Return the number of lines that contain the word "kunna", and return nothing else.

START

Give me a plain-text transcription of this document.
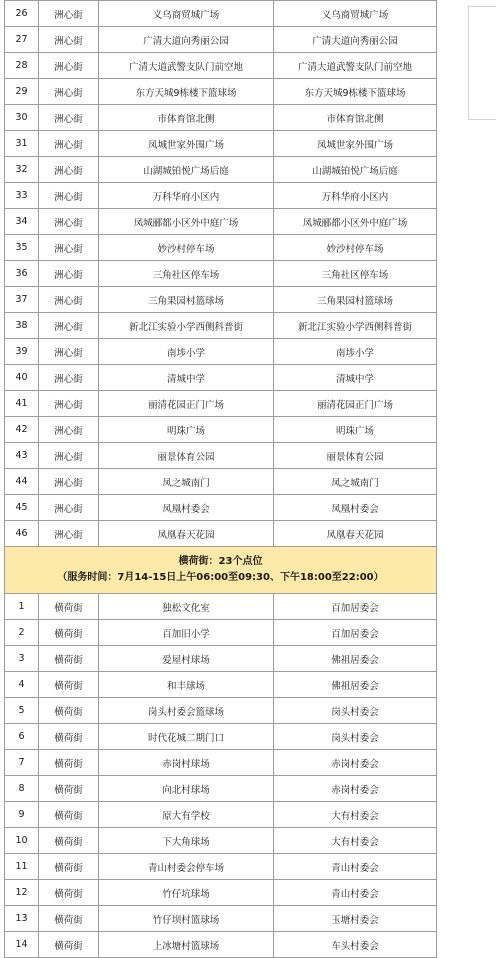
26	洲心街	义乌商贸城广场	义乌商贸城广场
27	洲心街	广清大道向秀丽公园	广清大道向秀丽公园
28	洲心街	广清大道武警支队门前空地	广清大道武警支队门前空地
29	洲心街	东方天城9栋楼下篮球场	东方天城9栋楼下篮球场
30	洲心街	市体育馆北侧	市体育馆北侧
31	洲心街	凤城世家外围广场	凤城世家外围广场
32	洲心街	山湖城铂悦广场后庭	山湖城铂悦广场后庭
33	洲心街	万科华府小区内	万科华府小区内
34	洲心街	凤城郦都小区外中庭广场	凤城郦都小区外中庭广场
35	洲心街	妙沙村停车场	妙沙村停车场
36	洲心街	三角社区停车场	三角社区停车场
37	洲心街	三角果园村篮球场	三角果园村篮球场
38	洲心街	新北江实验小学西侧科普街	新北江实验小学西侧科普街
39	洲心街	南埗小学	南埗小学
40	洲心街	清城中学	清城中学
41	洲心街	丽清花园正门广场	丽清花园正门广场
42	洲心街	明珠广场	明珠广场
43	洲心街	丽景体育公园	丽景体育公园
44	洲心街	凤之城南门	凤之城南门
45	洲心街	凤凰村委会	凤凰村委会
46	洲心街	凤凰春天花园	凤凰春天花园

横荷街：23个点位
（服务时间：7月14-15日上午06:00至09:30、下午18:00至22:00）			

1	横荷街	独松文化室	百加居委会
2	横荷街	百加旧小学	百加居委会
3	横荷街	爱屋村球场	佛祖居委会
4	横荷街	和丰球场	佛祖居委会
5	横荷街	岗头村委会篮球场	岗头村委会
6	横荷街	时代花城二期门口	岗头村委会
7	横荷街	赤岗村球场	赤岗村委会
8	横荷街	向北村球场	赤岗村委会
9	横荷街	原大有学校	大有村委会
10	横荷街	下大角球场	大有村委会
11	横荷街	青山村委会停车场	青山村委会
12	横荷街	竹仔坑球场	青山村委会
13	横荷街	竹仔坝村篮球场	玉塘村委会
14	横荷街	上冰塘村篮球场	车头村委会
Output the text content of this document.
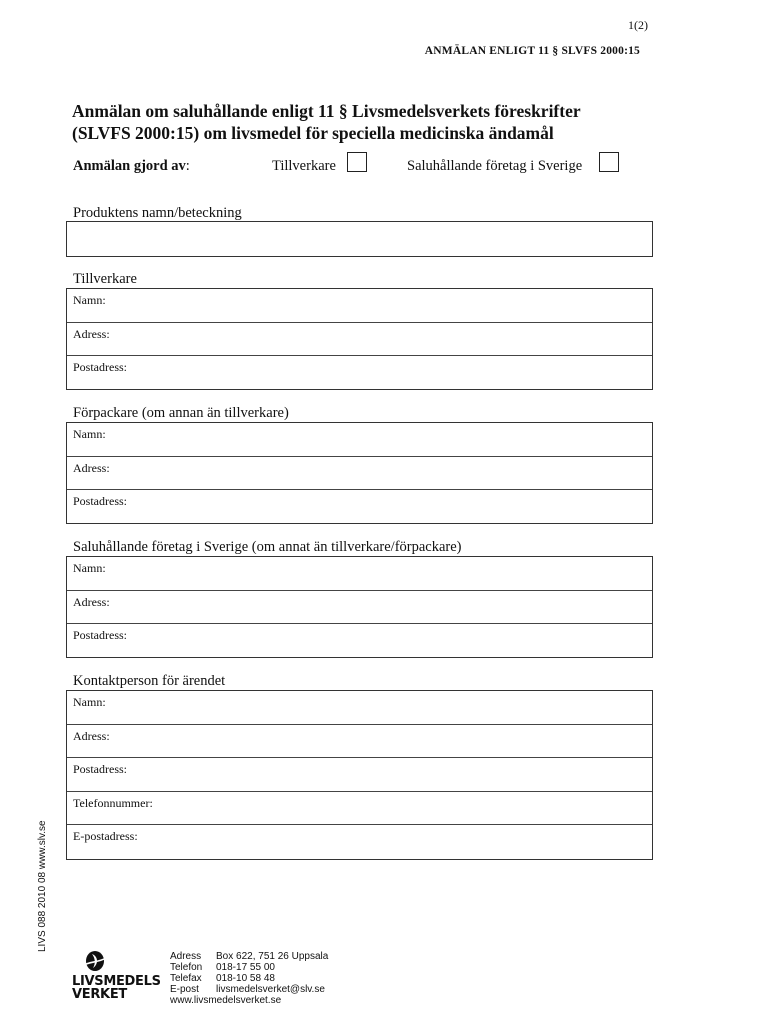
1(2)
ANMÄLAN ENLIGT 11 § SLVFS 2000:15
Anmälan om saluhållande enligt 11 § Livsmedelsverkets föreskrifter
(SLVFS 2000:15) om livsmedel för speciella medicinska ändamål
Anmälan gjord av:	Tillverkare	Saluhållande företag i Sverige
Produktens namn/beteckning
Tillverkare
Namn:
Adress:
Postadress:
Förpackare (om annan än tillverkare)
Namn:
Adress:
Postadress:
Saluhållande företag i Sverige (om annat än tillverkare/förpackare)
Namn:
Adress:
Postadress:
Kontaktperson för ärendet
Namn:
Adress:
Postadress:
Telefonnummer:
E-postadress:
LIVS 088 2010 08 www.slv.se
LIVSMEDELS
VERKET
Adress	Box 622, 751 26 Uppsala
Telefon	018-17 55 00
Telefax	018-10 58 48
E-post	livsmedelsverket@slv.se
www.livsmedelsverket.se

END
START

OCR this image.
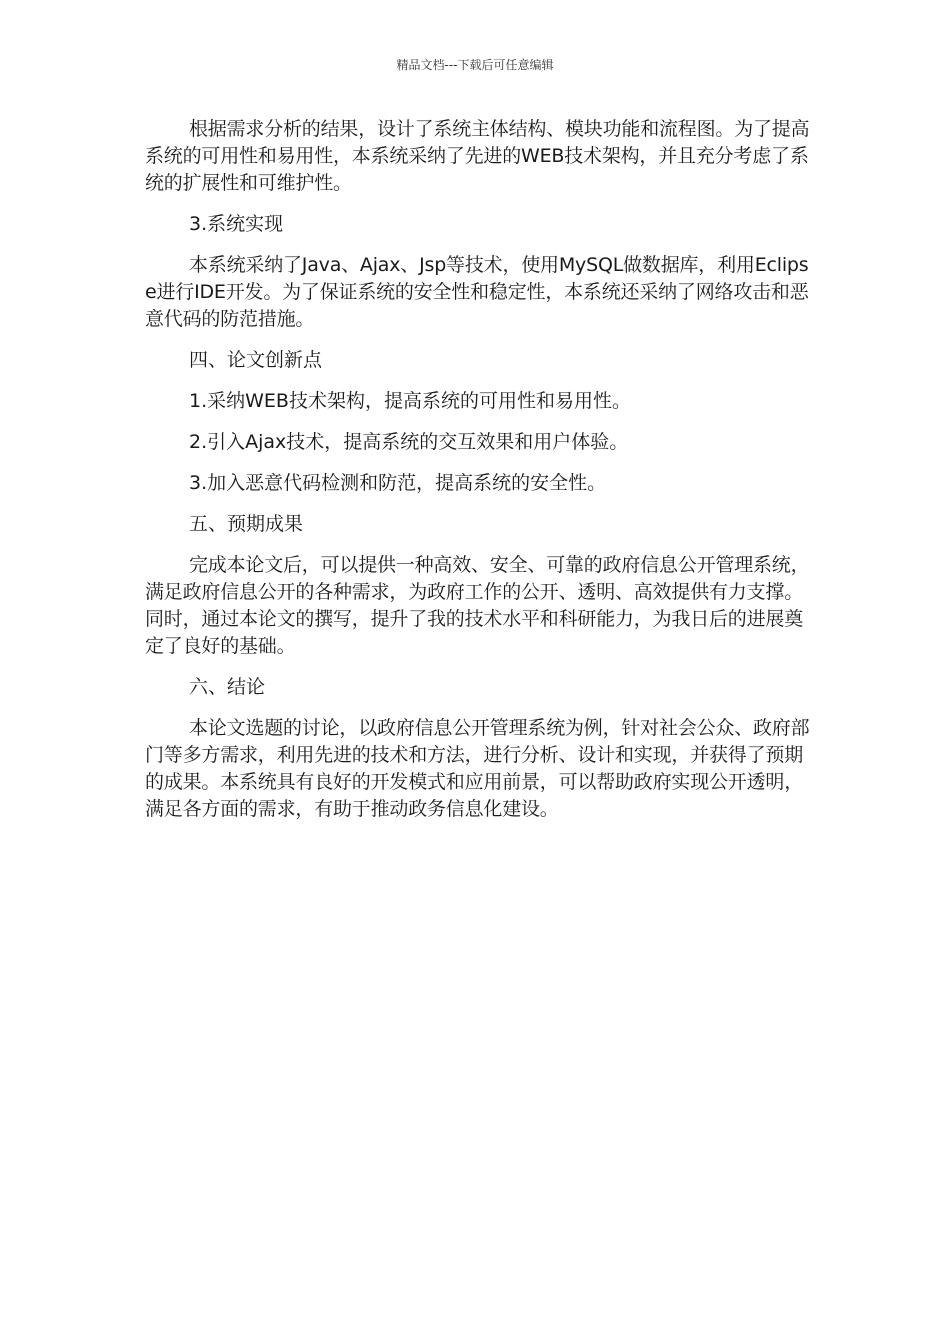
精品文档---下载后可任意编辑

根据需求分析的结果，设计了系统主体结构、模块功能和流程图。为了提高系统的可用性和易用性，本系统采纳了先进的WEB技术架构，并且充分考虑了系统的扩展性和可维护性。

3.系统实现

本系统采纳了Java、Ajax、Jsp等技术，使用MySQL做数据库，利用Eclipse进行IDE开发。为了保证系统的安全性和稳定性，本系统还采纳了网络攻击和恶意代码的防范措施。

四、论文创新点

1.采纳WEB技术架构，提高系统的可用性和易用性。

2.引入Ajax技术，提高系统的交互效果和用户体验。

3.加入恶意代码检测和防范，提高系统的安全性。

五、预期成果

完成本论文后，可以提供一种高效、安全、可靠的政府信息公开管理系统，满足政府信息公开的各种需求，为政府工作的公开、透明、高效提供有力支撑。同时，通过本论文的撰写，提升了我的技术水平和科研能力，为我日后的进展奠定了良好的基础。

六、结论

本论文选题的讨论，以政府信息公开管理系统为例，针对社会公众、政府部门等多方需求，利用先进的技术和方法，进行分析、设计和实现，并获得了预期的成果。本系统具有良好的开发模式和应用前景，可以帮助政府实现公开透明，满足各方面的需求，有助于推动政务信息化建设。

END
START

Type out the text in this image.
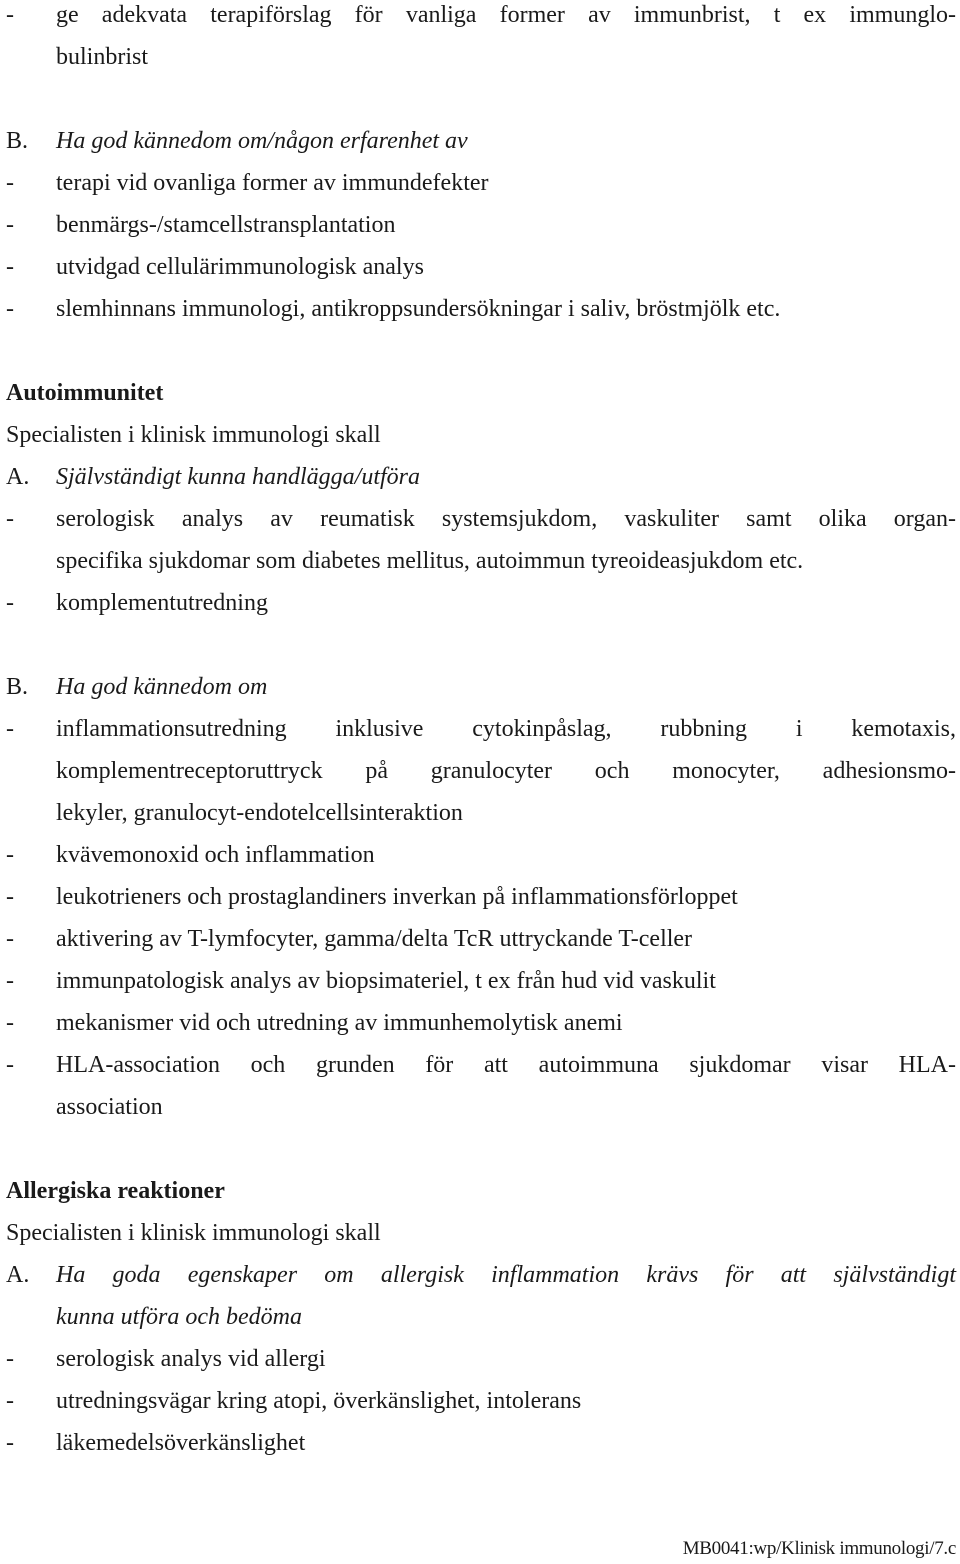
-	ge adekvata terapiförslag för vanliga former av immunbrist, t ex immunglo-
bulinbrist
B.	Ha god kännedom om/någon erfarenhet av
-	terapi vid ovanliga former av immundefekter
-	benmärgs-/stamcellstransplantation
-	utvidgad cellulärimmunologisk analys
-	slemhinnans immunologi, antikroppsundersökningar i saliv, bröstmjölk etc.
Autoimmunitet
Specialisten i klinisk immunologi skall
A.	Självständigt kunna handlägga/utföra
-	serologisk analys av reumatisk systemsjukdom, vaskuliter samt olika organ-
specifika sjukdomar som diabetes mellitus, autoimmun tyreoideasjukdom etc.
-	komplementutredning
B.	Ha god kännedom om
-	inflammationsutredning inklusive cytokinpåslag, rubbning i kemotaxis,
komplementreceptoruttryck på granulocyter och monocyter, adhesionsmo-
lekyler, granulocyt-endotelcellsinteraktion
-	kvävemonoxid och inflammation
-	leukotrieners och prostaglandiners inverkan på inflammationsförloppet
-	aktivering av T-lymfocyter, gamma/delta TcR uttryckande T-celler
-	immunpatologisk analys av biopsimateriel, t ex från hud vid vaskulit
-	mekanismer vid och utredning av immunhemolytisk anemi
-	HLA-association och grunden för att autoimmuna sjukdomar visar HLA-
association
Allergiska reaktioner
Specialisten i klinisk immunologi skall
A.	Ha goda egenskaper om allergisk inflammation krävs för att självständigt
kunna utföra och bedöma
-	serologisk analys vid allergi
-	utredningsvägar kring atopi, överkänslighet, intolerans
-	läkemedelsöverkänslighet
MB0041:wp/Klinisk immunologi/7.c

END

◆ Written response ◆
2